[Extracted data entries]
──────────

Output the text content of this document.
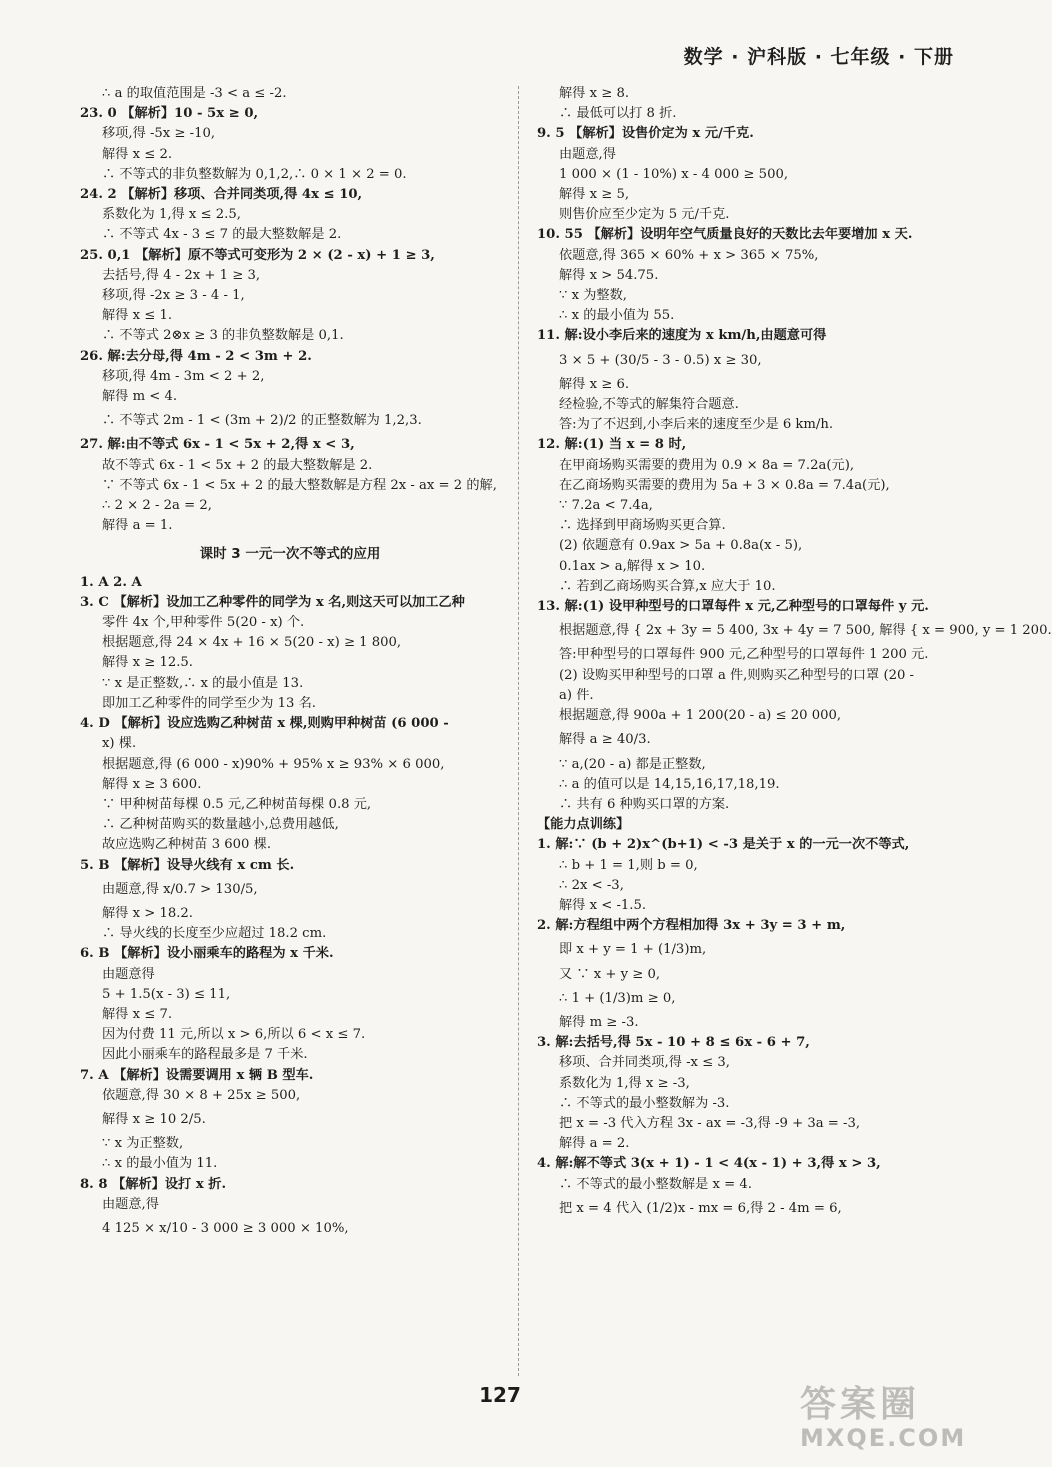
数学 · 沪科版 · 七年级 · 下册
∴ a 的取值范围是 -3 < a ≤ -2.
23. 0 【解析】10 - 5x ≥ 0,
移项,得 -5x ≥ -10,
解得 x ≤ 2.
∴ 不等式的非负整数解为 0,1,2,∴ 0 × 1 × 2 = 0.
24. 2 【解析】移项、合并同类项,得 4x ≤ 10,
系数化为 1,得 x ≤ 2.5,
∴ 不等式 4x - 3 ≤ 7 的最大整数解是 2.
25. 0,1 【解析】原不等式可变形为 2 × (2 - x) + 1 ≥ 3,
去括号,得 4 - 2x + 1 ≥ 3,
移项,得 -2x ≥ 3 - 4 - 1,
解得 x ≤ 1.
∴ 不等式 2⊗x ≥ 3 的非负整数解是 0,1.
26. 解:去分母,得 4m - 2 < 3m + 2.
移项,得 4m - 3m < 2 + 2,
解得 m < 4.
∴ 不等式 2m - 1 < (3m + 2)/2 的正整数解为 1,2,3.
27. 解:由不等式 6x - 1 < 5x + 2,得 x < 3,
故不等式 6x - 1 < 5x + 2 的最大整数解是 2.
∵ 不等式 6x - 1 < 5x + 2 的最大整数解是方程 2x - ax = 2 的解,
∴ 2 × 2 - 2a = 2,
解得 a = 1.
课时 3 一元一次不等式的应用
1. A 2. A
3. C 【解析】设加工乙种零件的同学为 x 名,则这天可以加工乙种
零件 4x 个,甲种零件 5(20 - x) 个.
根据题意,得 24 × 4x + 16 × 5(20 - x) ≥ 1 800,
解得 x ≥ 12.5.
∵ x 是正整数,∴ x 的最小值是 13.
即加工乙种零件的同学至少为 13 名.
4. D 【解析】设应选购乙种树苗 x 棵,则购甲种树苗 (6 000 -
x) 棵.
根据题意,得 (6 000 - x)90% + 95% x ≥ 93% × 6 000,
解得 x ≥ 3 600.
∵ 甲种树苗每棵 0.5 元,乙种树苗每棵 0.8 元,
∴ 乙种树苗购买的数量越小,总费用越低,
故应选购乙种树苗 3 600 棵.
5. B 【解析】设导火线有 x cm 长.
由题意,得 x/0.7 > 130/5,
解得 x > 18.2.
∴ 导火线的长度至少应超过 18.2 cm.
6. B 【解析】设小丽乘车的路程为 x 千米.
由题意得
5 + 1.5(x - 3) ≤ 11,
解得 x ≤ 7.
因为付费 11 元,所以 x > 6,所以 6 < x ≤ 7.
因此小丽乘车的路程最多是 7 千米.
7. A 【解析】设需要调用 x 辆 B 型车.
依题意,得 30 × 8 + 25x ≥ 500,
解得 x ≥ 10 2/5.
∵ x 为正整数,
∴ x 的最小值为 11.
8. 8 【解析】设打 x 折.
由题意,得
4 125 × x/10 - 3 000 ≥ 3 000 × 10%,
解得 x ≥ 8.
∴ 最低可以打 8 折.
9. 5 【解析】设售价定为 x 元/千克.
由题意,得
1 000 × (1 - 10%) x - 4 000 ≥ 500,
解得 x ≥ 5,
则售价应至少定为 5 元/千克.
10. 55 【解析】设明年空气质量良好的天数比去年要增加 x 天.
依题意,得 365 × 60% + x > 365 × 75%,
解得 x > 54.75.
∵ x 为整数,
∴ x 的最小值为 55.
11. 解:设小李后来的速度为 x km/h,由题意可得
3 × 5 + (30/5 - 3 - 0.5) x ≥ 30,
解得 x ≥ 6.
经检验,不等式的解集符合题意.
答:为了不迟到,小李后来的速度至少是 6 km/h.
12. 解:(1) 当 x = 8 时,
在甲商场购买需要的费用为 0.9 × 8a = 7.2a(元),
在乙商场购买需要的费用为 5a + 3 × 0.8a = 7.4a(元),
∵ 7.2a < 7.4a,
∴ 选择到甲商场购买更合算.
(2) 依题意有 0.9ax > 5a + 0.8a(x - 5),
0.1ax > a,解得 x > 10.
∴ 若到乙商场购买合算,x 应大于 10.
13. 解:(1) 设甲种型号的口罩每件 x 元,乙种型号的口罩每件 y 元.
根据题意,得 { 2x + 3y = 5 400, 3x + 4y = 7 500, 解得 { x = 900, y = 1 200.
答:甲种型号的口罩每件 900 元,乙种型号的口罩每件 1 200 元.
(2) 设购买甲种型号的口罩 a 件,则购买乙种型号的口罩 (20 -
a) 件.
根据题意,得 900a + 1 200(20 - a) ≤ 20 000,
解得 a ≥ 40/3.
∵ a,(20 - a) 都是正整数,
∴ a 的值可以是 14,15,16,17,18,19.
∴ 共有 6 种购买口罩的方案.
【能力点训练】
1. 解:∵ (b + 2)x^(b+1) < -3 是关于 x 的一元一次不等式,
∴ b + 1 = 1,则 b = 0,
∴ 2x < -3,
解得 x < -1.5.
2. 解:方程组中两个方程相加得 3x + 3y = 3 + m,
即 x + y = 1 + (1/3)m,
又 ∵ x + y ≥ 0,
∴ 1 + (1/3)m ≥ 0,
解得 m ≥ -3.
3. 解:去括号,得 5x - 10 + 8 ≤ 6x - 6 + 7,
移项、合并同类项,得 -x ≤ 3,
系数化为 1,得 x ≥ -3,
∴ 不等式的最小整数解为 -3.
把 x = -3 代入方程 3x - ax = -3,得 -9 + 3a = -3,
解得 a = 2.
4. 解:解不等式 3(x + 1) - 1 < 4(x - 1) + 3,得 x > 3,
∴ 不等式的最小整数解是 x = 4.
把 x = 4 代入 (1/2)x - mx = 6,得 2 - 4m = 6,
127	答案圈
MXQE.COM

──────────

**EXERCISE REQUIREMENTS:**
Transcribe every record above exactly as written, leaving out any pictures.

**WRITTEN ANSWER:**
Output the text content of this document.
数学 · 沪科版 · 七年级 · 下册
∴ a 的取值范围是 -3 < a ≤ -2.
23. 0 【解析】10 - 5x ≥ 0,
移项,得 -5x ≥ -10,
解得 x ≤ 2.
∴ 不等式的非负整数解为 0,1,2,∴ 0 × 1 × 2 = 0.
24. 2 【解析】移项、合并同类项,得 4x ≤ 10,
系数化为 1,得 x ≤ 2.5,
∴ 不等式 4x - 3 ≤ 7 的最大整数解是 2.
25. 0,1 【解析】原不等式可变形为 2 × (2 - x) + 1 ≥ 3,
去括号,得 4 - 2x + 1 ≥ 3,
移项,得 -2x ≥ 3 - 4 - 1,
解得 x ≤ 1.
∴ 不等式 2⊗x ≥ 3 的非负整数解是 0,1.
26. 解:去分母,得 4m - 2 < 3m + 2.
移项,得 4m - 3m < 2 + 2,
解得 m < 4.
∴ 不等式 2m - 1 < (3m + 2)/2 的正整数解为 1,2,3.
27. 解:由不等式 6x - 1 < 5x + 2,得 x < 3,
故不等式 6x - 1 < 5x + 2 的最大整数解是 2.
∵ 不等式 6x - 1 < 5x + 2 的最大整数解是方程 2x - ax = 2 的解,
∴ 2 × 2 - 2a = 2,
解得 a = 1.
课时 3 一元一次不等式的应用
1. A 2. A
3. C 【解析】设加工乙种零件的同学为 x 名,则这天可以加工乙种
零件 4x 个,甲种零件 5(20 - x) 个.
根据题意,得 24 × 4x + 16 × 5(20 - x) ≥ 1 800,
解得 x ≥ 12.5.
∵ x 是正整数,∴ x 的最小值是 13.
即加工乙种零件的同学至少为 13 名.
4. D 【解析】设应选购乙种树苗 x 棵,则购甲种树苗 (6 000 -
x) 棵.
根据题意,得 (6 000 - x)90% + 95% x ≥ 93% × 6 000,
解得 x ≥ 3 600.
∵ 甲种树苗每棵 0.5 元,乙种树苗每棵 0.8 元,
∴ 乙种树苗购买的数量越小,总费用越低,
故应选购乙种树苗 3 600 棵.
5. B 【解析】设导火线有 x cm 长.
由题意,得 x/0.7 > 130/5,
解得 x > 18.2.
∴ 导火线的长度至少应超过 18.2 cm.
6. B 【解析】设小丽乘车的路程为 x 千米.
由题意得
5 + 1.5(x - 3) ≤ 11,
解得 x ≤ 7.
因为付费 11 元,所以 x > 6,所以 6 < x ≤ 7.
因此小丽乘车的路程最多是 7 千米.
7. A 【解析】设需要调用 x 辆 B 型车.
依题意,得 30 × 8 + 25x ≥ 500,
解得 x ≥ 10 2/5.
∵ x 为正整数,
∴ x 的最小值为 11.
8. 8 【解析】设打 x 折.
由题意,得
4 125 × x/10 - 3 000 ≥ 3 000 × 10%,
解得 x ≥ 8.
∴ 最低可以打 8 折.
9. 5 【解析】设售价定为 x 元/千克.
由题意,得
1 000 × (1 - 10%) x - 4 000 ≥ 500,
解得 x ≥ 5,
则售价应至少定为 5 元/千克.
10. 55 【解析】设明年空气质量良好的天数比去年要增加 x 天.
依题意,得 365 × 60% + x > 365 × 75%,
解得 x > 54.75.
∵ x 为整数,
∴ x 的最小值为 55.
11. 解:设小李后来的速度为 x km/h,由题意可得
3 × 5 + (30/5 - 3 - 0.5) x ≥ 30,
解得 x ≥ 6.
经检验,不等式的解集符合题意.
答:为了不迟到,小李后来的速度至少是 6 km/h.
12. 解:(1) 当 x = 8 时,
在甲商场购买需要的费用为 0.9 × 8a = 7.2a(元),
在乙商场购买需要的费用为 5a + 3 × 0.8a = 7.4a(元),
∵ 7.2a < 7.4a,
∴ 选择到甲商场购买更合算.
(2) 依题意有 0.9ax > 5a + 0.8a(x - 5),
0.1ax > a,解得 x > 10.
∴ 若到乙商场购买合算,x 应大于 10.
13. 解:(1) 设甲种型号的口罩每件 x 元,乙种型号的口罩每件 y 元.
根据题意,得 { 2x + 3y = 5 400, 3x + 4y = 7 500, 解得 { x = 900, y = 1 200.
答:甲种型号的口罩每件 900 元,乙种型号的口罩每件 1 200 元.
(2) 设购买甲种型号的口罩 a 件,则购买乙种型号的口罩 (20 -
a) 件.
根据题意,得 900a + 1 200(20 - a) ≤ 20 000,
解得 a ≥ 40/3.
∵ a,(20 - a) 都是正整数,
∴ a 的值可以是 14,15,16,17,18,19.
∴ 共有 6 种购买口罩的方案.
【能力点训练】
1. 解:∵ (b + 2)x^(b+1) < -3 是关于 x 的一元一次不等式,
∴ b + 1 = 1,则 b = 0,
∴ 2x < -3,
解得 x < -1.5.
2. 解:方程组中两个方程相加得 3x + 3y = 3 + m,
即 x + y = 1 + (1/3)m,
又 ∵ x + y ≥ 0,
∴ 1 + (1/3)m ≥ 0,
解得 m ≥ -3.
3. 解:去括号,得 5x - 10 + 8 ≤ 6x - 6 + 7,
移项、合并同类项,得 -x ≤ 3,
系数化为 1,得 x ≥ -3,
∴ 不等式的最小整数解为 -3.
把 x = -3 代入方程 3x - ax = -3,得 -9 + 3a = -3,
解得 a = 2.
4. 解:解不等式 3(x + 1) - 1 < 4(x - 1) + 3,得 x > 3,
∴ 不等式的最小整数解是 x = 4.
把 x = 4 代入 (1/2)x - mx = 6,得 2 - 4m = 6,
127	答案圈
MXQE.COM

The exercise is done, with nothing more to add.